Objective:
Copy the lines of the listing word for word, starting with the first line and ending after the line that contains "create-model-modal: 모델 생성".

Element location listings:
☆ ☆ ☆ ☆ ☆ ☆ ☆
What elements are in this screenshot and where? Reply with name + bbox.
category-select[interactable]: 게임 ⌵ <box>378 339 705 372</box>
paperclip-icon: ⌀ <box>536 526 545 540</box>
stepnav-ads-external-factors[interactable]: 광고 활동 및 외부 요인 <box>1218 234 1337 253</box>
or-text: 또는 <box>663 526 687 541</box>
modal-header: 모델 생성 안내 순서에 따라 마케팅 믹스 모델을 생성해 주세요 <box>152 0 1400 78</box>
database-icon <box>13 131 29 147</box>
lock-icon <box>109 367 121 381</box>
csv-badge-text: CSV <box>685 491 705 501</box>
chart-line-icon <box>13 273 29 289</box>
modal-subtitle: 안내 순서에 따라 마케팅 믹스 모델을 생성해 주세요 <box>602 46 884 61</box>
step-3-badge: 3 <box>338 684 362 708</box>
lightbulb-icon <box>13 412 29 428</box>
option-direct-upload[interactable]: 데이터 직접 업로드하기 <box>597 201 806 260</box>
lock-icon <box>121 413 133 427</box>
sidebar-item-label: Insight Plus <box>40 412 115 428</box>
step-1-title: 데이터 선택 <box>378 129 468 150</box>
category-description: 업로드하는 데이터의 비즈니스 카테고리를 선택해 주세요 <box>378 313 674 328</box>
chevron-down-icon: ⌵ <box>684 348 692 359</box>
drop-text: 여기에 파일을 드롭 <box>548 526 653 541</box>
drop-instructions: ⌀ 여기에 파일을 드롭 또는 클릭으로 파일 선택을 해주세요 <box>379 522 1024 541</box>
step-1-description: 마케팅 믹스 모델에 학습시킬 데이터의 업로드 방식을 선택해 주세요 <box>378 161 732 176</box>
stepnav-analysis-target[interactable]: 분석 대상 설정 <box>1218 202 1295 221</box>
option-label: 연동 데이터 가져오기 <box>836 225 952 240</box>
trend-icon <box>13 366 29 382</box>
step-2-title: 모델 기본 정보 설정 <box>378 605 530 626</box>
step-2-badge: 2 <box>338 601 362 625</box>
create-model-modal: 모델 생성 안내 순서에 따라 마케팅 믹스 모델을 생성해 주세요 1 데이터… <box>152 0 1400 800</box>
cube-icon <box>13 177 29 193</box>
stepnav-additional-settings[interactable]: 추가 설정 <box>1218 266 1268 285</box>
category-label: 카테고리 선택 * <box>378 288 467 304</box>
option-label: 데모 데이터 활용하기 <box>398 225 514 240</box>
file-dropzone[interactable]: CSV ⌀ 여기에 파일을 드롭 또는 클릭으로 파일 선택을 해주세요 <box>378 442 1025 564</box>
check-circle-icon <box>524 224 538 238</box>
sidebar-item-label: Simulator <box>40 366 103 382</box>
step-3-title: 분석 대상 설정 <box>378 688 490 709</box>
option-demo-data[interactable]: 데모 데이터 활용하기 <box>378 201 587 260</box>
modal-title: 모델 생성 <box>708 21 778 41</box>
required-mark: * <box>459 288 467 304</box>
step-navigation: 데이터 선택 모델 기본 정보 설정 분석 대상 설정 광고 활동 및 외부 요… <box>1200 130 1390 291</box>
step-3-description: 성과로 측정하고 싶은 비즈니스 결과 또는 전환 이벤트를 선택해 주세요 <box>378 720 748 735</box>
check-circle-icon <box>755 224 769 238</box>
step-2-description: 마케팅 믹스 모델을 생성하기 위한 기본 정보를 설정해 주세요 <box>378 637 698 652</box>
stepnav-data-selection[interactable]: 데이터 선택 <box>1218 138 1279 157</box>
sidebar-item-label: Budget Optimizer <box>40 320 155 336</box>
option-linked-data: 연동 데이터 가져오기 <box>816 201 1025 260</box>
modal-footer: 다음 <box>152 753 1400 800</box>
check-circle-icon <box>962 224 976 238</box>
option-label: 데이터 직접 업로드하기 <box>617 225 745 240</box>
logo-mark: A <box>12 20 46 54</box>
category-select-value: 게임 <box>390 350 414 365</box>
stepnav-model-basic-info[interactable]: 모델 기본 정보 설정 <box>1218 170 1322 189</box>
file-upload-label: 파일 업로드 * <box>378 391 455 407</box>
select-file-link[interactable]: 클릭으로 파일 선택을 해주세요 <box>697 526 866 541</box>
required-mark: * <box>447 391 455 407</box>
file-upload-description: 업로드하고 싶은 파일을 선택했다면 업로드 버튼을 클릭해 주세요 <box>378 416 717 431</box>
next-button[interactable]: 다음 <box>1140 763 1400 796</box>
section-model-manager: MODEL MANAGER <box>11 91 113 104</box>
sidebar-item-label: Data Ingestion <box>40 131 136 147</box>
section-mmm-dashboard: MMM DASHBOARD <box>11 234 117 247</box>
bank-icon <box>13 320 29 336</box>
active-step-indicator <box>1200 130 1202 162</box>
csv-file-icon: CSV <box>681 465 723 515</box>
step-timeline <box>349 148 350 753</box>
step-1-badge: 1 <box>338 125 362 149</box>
☆ ☆ ☆ ☆ ☆ ☆ ☆
Finished task:
What elements are in this screenshot and where? Reply with name + bbox.
category-select[interactable]: 게임 ⌵ <box>378 339 705 372</box>
paperclip-icon: ⌀ <box>536 526 545 540</box>
stepnav-ads-external-factors[interactable]: 광고 활동 및 외부 요인 <box>1218 234 1337 253</box>
or-text: 또는 <box>663 526 687 541</box>
modal-header: 모델 생성 안내 순서에 따라 마케팅 믹스 모델을 생성해 주세요 <box>152 0 1400 78</box>
database-icon <box>13 131 29 147</box>
lock-icon <box>109 367 121 381</box>
csv-badge-text: CSV <box>685 491 705 501</box>
chart-line-icon <box>13 273 29 289</box>
modal-subtitle: 안내 순서에 따라 마케팅 믹스 모델을 생성해 주세요 <box>602 46 884 61</box>
step-3-badge: 3 <box>338 684 362 708</box>
lightbulb-icon <box>13 412 29 428</box>
option-direct-upload[interactable]: 데이터 직접 업로드하기 <box>597 201 806 260</box>
lock-icon <box>121 413 133 427</box>
sidebar-item-label: Insight Plus <box>40 412 115 428</box>
step-1-title: 데이터 선택 <box>378 129 468 150</box>
category-description: 업로드하는 데이터의 비즈니스 카테고리를 선택해 주세요 <box>378 313 674 328</box>
chevron-down-icon: ⌵ <box>684 348 692 359</box>
drop-text: 여기에 파일을 드롭 <box>548 526 653 541</box>
drop-instructions: ⌀ 여기에 파일을 드롭 또는 클릭으로 파일 선택을 해주세요 <box>379 522 1024 541</box>
step-1-description: 마케팅 믹스 모델에 학습시킬 데이터의 업로드 방식을 선택해 주세요 <box>378 161 732 176</box>
stepnav-analysis-target[interactable]: 분석 대상 설정 <box>1218 202 1295 221</box>
option-label: 연동 데이터 가져오기 <box>836 225 952 240</box>
trend-icon <box>13 366 29 382</box>
step-2-title: 모델 기본 정보 설정 <box>378 605 530 626</box>
step-2-badge: 2 <box>338 601 362 625</box>
create-model-modal: 모델 생성 안내 순서에 따라 마케팅 믹스 모델을 생성해 주세요 1 데이터… <box>152 0 1400 800</box>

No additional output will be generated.